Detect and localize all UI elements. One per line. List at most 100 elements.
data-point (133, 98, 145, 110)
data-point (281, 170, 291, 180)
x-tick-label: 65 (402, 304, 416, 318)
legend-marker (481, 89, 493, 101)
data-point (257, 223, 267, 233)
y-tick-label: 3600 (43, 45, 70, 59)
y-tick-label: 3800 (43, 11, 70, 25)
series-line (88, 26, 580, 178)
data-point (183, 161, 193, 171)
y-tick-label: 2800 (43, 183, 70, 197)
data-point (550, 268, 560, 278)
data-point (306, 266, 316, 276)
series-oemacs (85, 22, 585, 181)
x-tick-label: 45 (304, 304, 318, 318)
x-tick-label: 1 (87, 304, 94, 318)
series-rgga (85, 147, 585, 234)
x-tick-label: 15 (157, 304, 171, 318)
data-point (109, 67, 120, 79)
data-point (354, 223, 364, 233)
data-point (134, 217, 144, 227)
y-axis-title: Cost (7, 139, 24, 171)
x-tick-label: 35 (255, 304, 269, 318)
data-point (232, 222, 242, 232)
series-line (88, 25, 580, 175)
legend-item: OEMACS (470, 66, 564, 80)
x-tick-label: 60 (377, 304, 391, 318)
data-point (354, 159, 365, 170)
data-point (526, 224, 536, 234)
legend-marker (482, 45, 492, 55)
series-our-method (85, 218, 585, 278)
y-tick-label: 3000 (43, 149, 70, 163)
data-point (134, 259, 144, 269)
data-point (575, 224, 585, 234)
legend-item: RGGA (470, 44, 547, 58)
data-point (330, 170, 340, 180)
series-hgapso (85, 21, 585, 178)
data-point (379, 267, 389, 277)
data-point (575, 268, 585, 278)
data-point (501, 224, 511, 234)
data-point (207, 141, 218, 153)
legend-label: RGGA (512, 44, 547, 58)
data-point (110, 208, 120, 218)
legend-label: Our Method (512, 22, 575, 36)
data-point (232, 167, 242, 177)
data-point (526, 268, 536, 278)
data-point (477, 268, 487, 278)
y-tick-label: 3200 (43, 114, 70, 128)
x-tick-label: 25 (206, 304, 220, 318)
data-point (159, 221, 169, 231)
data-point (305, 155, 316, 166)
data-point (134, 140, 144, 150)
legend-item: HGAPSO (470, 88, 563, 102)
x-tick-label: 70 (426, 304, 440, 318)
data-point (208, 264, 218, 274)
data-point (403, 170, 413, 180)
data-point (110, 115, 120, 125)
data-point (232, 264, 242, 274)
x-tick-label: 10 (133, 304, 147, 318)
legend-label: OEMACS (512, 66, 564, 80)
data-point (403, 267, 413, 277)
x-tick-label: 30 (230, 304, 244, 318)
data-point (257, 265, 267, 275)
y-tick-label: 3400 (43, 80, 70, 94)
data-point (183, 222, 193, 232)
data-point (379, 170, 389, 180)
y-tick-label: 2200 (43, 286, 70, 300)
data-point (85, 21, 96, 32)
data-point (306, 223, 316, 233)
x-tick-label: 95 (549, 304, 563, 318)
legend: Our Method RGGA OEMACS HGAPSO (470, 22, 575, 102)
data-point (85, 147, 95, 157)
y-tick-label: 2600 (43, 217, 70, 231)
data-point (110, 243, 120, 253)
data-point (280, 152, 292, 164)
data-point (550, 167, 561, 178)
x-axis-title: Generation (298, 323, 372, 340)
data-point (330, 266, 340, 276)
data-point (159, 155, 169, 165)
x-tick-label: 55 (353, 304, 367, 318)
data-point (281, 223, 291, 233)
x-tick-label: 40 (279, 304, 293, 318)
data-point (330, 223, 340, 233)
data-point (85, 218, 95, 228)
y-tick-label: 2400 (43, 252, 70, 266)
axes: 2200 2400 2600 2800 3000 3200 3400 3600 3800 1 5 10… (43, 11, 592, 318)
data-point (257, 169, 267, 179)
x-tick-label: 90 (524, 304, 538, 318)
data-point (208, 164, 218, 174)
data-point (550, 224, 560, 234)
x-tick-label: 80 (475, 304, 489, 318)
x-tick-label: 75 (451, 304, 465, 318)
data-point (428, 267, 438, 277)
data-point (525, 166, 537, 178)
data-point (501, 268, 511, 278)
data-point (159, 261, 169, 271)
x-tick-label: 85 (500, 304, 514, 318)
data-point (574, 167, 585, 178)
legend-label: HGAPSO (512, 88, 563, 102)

### Exercise requirements
Turn every line of the material above into a numbered list, leaving out any blank lines.

### Final answer
1. Detect and localize all UI elements. One per line. List at most 100 elements.
2. data-point (133, 98, 145, 110)
3. data-point (281, 170, 291, 180)
4. x-tick-label: 65 (402, 304, 416, 318)
5. legend-marker (481, 89, 493, 101)
6. data-point (257, 223, 267, 233)
7. y-tick-label: 3600 (43, 45, 70, 59)
8. y-tick-label: 3800 (43, 11, 70, 25)
9. series-line (88, 26, 580, 178)
10. data-point (183, 161, 193, 171)
11. y-tick-label: 2800 (43, 183, 70, 197)
12. data-point (550, 268, 560, 278)
13. data-point (306, 266, 316, 276)
14. series-oemacs (85, 22, 585, 181)
15. x-tick-label: 45 (304, 304, 318, 318)
16. x-tick-label: 1 (87, 304, 94, 318)
17. series-rgga (85, 147, 585, 234)
18. x-tick-label: 15 (157, 304, 171, 318)
19. data-point (109, 67, 120, 79)
20. data-point (354, 223, 364, 233)
21. data-point (134, 217, 144, 227)
22. y-axis-title: Cost (7, 139, 24, 171)
23. x-tick-label: 35 (255, 304, 269, 318)
24. data-point (232, 222, 242, 232)
25. series-line (88, 25, 580, 175)
26. legend-item: OEMACS (470, 66, 564, 80)
27. x-tick-label: 60 (377, 304, 391, 318)
28. data-point (354, 159, 365, 170)
29. data-point (526, 224, 536, 234)
30. legend-marker (482, 45, 492, 55)
31. series-our-method (85, 218, 585, 278)
32. y-tick-label: 3000 (43, 149, 70, 163)
33. data-point (134, 259, 144, 269)
34. data-point (575, 224, 585, 234)
35. legend-item: RGGA (470, 44, 547, 58)
36. data-point (330, 170, 340, 180)
37. series-hgapso (85, 21, 585, 178)
38. data-point (379, 267, 389, 277)
39. data-point (575, 268, 585, 278)
40. data-point (501, 224, 511, 234)
41. data-point (207, 141, 218, 153)
42. legend-label: RGGA (512, 44, 547, 58)
43. data-point (110, 208, 120, 218)
44. legend-label: Our Method (512, 22, 575, 36)
45. data-point (232, 167, 242, 177)
46. data-point (526, 268, 536, 278)
47. data-point (477, 268, 487, 278)
48. y-tick-label: 3200 (43, 114, 70, 128)
49. x-tick-label: 25 (206, 304, 220, 318)
50. data-point (159, 221, 169, 231)
51. data-point (305, 155, 316, 166)
52. data-point (134, 140, 144, 150)
53. legend-item: HGAPSO (470, 88, 563, 102)
54. x-tick-label: 70 (426, 304, 440, 318)
55. data-point (208, 264, 218, 274)
56. data-point (403, 170, 413, 180)
57. data-point (110, 115, 120, 125)
58. data-point (232, 264, 242, 274)
59. x-tick-label: 10 (133, 304, 147, 318)
60. legend-label: OEMACS (512, 66, 564, 80)
61. data-point (403, 267, 413, 277)
62. x-tick-label: 30 (230, 304, 244, 318)
63. data-point (257, 265, 267, 275)
64. y-tick-label: 3400 (43, 80, 70, 94)
65. data-point (183, 222, 193, 232)
66. data-point (379, 170, 389, 180)
67. y-tick-label: 2200 (43, 286, 70, 300)
68. data-point (85, 21, 96, 32)
69. data-point (306, 223, 316, 233)
70. x-tick-label: 95 (549, 304, 563, 318)
71. legend: Our Method RGGA OEMACS HGAPSO (470, 22, 575, 102)
72. data-point (85, 147, 95, 157)
73. y-tick-label: 2600 (43, 217, 70, 231)
74. data-point (110, 243, 120, 253)
75. data-point (280, 152, 292, 164)
76. data-point (550, 167, 561, 178)
77. x-axis-title: Generation (298, 323, 372, 340)
78. data-point (330, 266, 340, 276)
79. data-point (159, 155, 169, 165)
80. x-tick-label: 55 (353, 304, 367, 318)
81. data-point (281, 223, 291, 233)
82. x-tick-label: 40 (279, 304, 293, 318)
83. data-point (330, 223, 340, 233)
84. data-point (85, 218, 95, 228)
85. y-tick-label: 2400 (43, 252, 70, 266)
86. axes: 2200 2400 2600 2800 3000 3200 3400 3600 3800 1 5 10… (43, 11, 592, 318)
87. data-point (257, 169, 267, 179)
88. x-tick-label: 90 (524, 304, 538, 318)
89. data-point (208, 164, 218, 174)
90. data-point (550, 224, 560, 234)
91. x-tick-label: 80 (475, 304, 489, 318)
92. x-tick-label: 75 (451, 304, 465, 318)
93. data-point (428, 267, 438, 277)
94. data-point (525, 166, 537, 178)
95. data-point (501, 268, 511, 278)
96. data-point (159, 261, 169, 271)
97. x-tick-label: 85 (500, 304, 514, 318)
98. data-point (574, 167, 585, 178)
99. legend-label: HGAPSO (512, 88, 563, 102)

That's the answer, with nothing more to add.